#### [What you will do]
Pictures do not belong in your copy. Repeat all the other data exactly.

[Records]
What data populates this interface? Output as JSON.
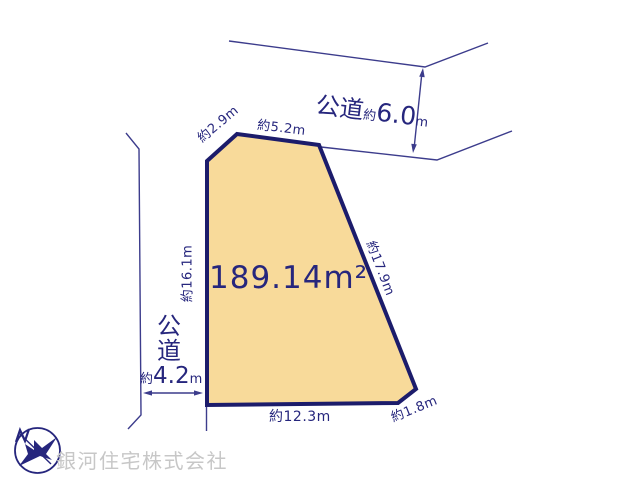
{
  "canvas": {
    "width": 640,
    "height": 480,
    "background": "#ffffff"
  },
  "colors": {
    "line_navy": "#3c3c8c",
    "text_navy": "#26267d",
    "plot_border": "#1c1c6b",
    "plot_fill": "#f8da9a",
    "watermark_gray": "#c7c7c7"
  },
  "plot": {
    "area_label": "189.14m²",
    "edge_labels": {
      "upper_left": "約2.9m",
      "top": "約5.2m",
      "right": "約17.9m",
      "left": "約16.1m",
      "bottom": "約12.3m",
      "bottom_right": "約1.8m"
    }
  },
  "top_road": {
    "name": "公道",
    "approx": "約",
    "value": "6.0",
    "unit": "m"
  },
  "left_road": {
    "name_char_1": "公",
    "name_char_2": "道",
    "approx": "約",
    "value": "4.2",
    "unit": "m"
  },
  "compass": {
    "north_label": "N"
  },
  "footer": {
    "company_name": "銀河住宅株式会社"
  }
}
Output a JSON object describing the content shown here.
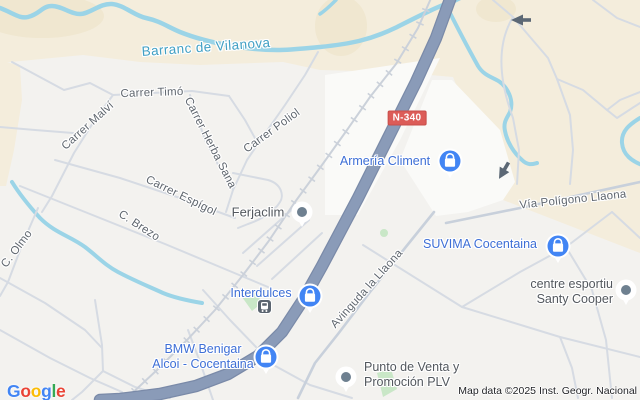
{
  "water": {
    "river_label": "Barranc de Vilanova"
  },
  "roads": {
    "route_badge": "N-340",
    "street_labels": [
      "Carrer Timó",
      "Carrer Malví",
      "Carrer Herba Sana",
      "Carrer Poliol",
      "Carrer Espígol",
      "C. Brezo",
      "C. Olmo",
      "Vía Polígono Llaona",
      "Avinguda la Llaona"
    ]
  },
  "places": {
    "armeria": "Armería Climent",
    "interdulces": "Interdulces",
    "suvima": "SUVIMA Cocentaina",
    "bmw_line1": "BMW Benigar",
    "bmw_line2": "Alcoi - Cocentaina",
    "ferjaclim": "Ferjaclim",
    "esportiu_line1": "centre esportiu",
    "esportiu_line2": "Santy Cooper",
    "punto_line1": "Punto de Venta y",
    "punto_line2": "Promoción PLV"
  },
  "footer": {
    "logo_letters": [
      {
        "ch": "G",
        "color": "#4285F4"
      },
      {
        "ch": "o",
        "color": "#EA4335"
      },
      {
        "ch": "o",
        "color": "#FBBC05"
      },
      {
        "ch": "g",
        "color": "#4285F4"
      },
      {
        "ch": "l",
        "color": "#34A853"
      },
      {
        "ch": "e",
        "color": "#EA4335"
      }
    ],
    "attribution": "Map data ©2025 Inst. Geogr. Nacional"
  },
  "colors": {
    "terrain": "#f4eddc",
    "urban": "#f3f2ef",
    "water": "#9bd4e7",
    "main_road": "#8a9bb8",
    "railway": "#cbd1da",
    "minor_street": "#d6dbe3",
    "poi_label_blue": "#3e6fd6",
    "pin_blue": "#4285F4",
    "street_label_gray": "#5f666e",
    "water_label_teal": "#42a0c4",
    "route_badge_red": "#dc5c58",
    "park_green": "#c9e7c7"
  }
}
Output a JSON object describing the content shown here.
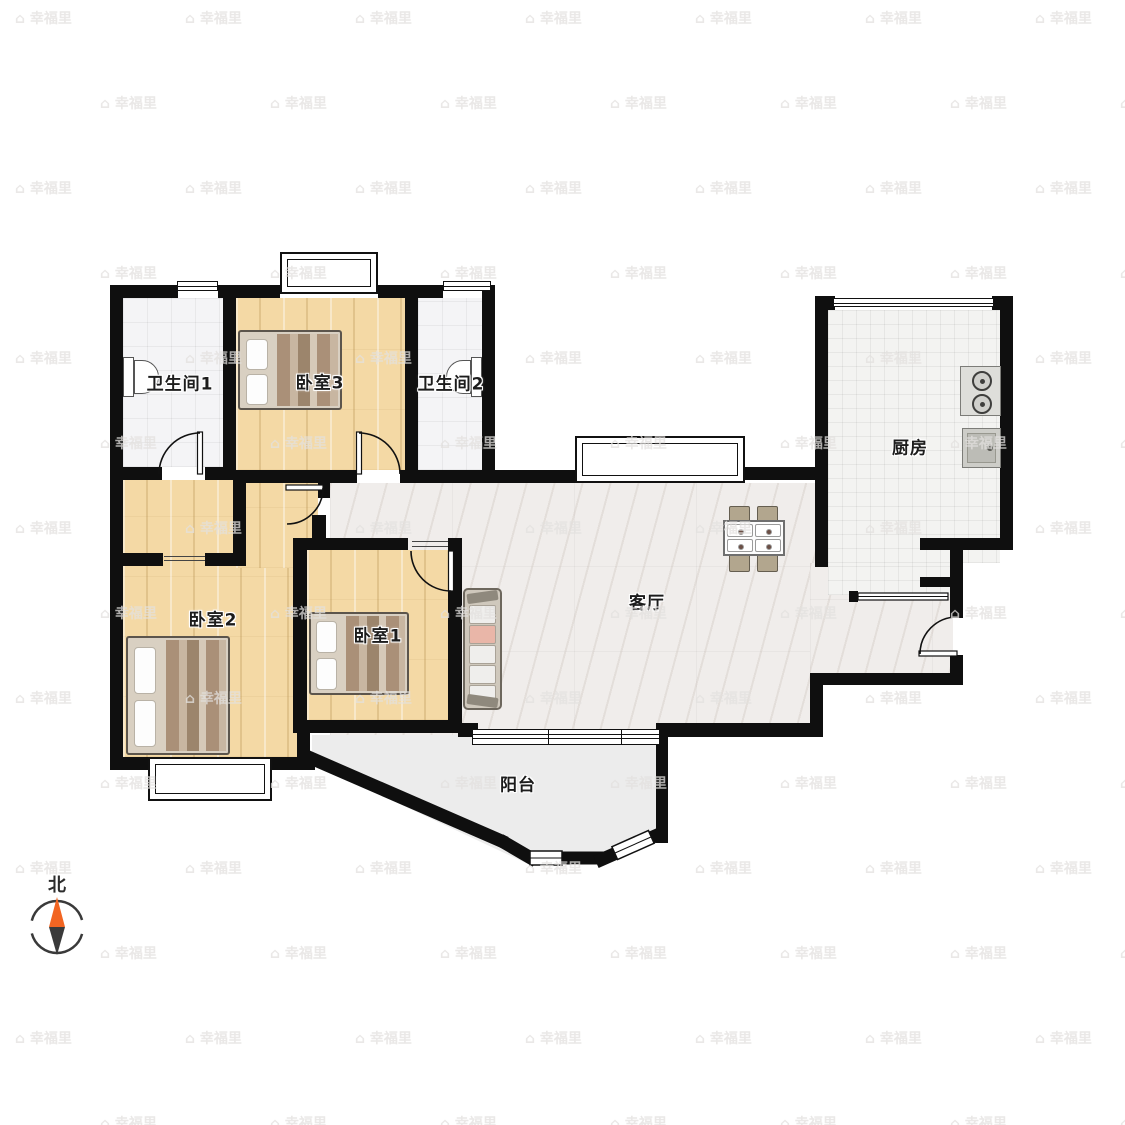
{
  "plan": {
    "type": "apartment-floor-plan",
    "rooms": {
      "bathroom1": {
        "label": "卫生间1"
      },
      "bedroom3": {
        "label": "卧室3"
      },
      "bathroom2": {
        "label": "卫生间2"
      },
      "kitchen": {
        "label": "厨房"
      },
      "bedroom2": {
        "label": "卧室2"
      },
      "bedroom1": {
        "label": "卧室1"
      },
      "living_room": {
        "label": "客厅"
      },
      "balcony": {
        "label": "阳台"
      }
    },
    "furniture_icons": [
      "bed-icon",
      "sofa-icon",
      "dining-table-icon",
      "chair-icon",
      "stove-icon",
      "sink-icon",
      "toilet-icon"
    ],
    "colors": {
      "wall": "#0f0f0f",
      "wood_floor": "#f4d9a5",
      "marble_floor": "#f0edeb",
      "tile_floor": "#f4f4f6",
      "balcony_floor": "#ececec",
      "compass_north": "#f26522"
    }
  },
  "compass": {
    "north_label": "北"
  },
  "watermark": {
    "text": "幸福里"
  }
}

#### [Expected output]
What data populates this interface? Output as JSON.
{
  "canvas": {
    "width": 640,
    "height": 480,
    "background": "#ffffff"
  },
  "colors": {
    "line_navy": "#3c3c8c",
    "text_navy": "#26267d",
    "plot_border": "#1c1c6b",
    "plot_fill": "#f8da9a",
    "watermark_gray": "#c7c7c7"
  },
  "plot": {
    "area_label": "189.14m²",
    "edge_labels": {
      "upper_left": "約2.9m",
      "top": "約5.2m",
      "right": "約17.9m",
      "left": "約16.1m",
      "bottom": "約12.3m",
      "bottom_right": "約1.8m"
    }
  },
  "top_road": {
    "name": "公道",
    "approx": "約",
    "value": "6.0",
    "unit": "m"
  },
  "left_road": {
    "name_char_1": "公",
    "name_char_2": "道",
    "approx": "約",
    "value": "4.2",
    "unit": "m"
  },
  "compass": {
    "north_label": "N"
  },
  "footer": {
    "company_name": "銀河住宅株式会社"
  }
}
Output a JSON object describing the content shown here.
{
  "water": {
    "river_label": "Barranc de Vilanova"
  },
  "roads": {
    "route_badge": "N-340",
    "street_labels": [
      "Carrer Timó",
      "Carrer Malví",
      "Carrer Herba Sana",
      "Carrer Poliol",
      "Carrer Espígol",
      "C. Brezo",
      "C. Olmo",
      "Vía Polígono Llaona",
      "Avinguda la Llaona"
    ]
  },
  "places": {
    "armeria": "Armería Climent",
    "interdulces": "Interdulces",
    "suvima": "SUVIMA Cocentaina",
    "bmw_line1": "BMW Benigar",
    "bmw_line2": "Alcoi - Cocentaina",
    "ferjaclim": "Ferjaclim",
    "esportiu_line1": "centre esportiu",
    "esportiu_line2": "Santy Cooper",
    "punto_line1": "Punto de Venta y",
    "punto_line2": "Promoción PLV"
  },
  "footer": {
    "logo_letters": [
      {
        "ch": "G",
        "color": "#4285F4"
      },
      {
        "ch": "o",
        "color": "#EA4335"
      },
      {
        "ch": "o",
        "color": "#FBBC05"
      },
      {
        "ch": "g",
        "color": "#4285F4"
      },
      {
        "ch": "l",
        "color": "#34A853"
      },
      {
        "ch": "e",
        "color": "#EA4335"
      }
    ],
    "attribution": "Map data ©2025 Inst. Geogr. Nacional"
  },
  "colors": {
    "terrain": "#f4eddc",
    "urban": "#f3f2ef",
    "water": "#9bd4e7",
    "main_road": "#8a9bb8",
    "railway": "#cbd1da",
    "minor_street": "#d6dbe3",
    "poi_label_blue": "#3e6fd6",
    "pin_blue": "#4285F4",
    "street_label_gray": "#5f666e",
    "water_label_teal": "#42a0c4",
    "route_badge_red": "#dc5c58",
    "park_green": "#c9e7c7"
  }
}
Output a JSON object describing the content shown here.
{
  "plan": {
    "type": "apartment-floor-plan",
    "rooms": {
      "bathroom1": {
        "label": "卫生间1"
      },
      "bedroom3": {
        "label": "卧室3"
      },
      "bathroom2": {
        "label": "卫生间2"
      },
      "kitchen": {
        "label": "厨房"
      },
      "bedroom2": {
        "label": "卧室2"
      },
      "bedroom1": {
        "label": "卧室1"
      },
      "living_room": {
        "label": "客厅"
      },
      "balcony": {
        "label": "阳台"
      }
    },
    "furniture_icons": [
      "bed-icon",
      "sofa-icon",
      "dining-table-icon",
      "chair-icon",
      "stove-icon",
      "sink-icon",
      "toilet-icon"
    ],
    "colors": {
      "wall": "#0f0f0f",
      "wood_floor": "#f4d9a5",
      "marble_floor": "#f0edeb",
      "tile_floor": "#f4f4f6",
      "balcony_floor": "#ececec",
      "compass_north": "#f26522"
    }
  },
  "compass": {
    "north_label": "北"
  },
  "watermark": {
    "text": "幸福里"
  }
}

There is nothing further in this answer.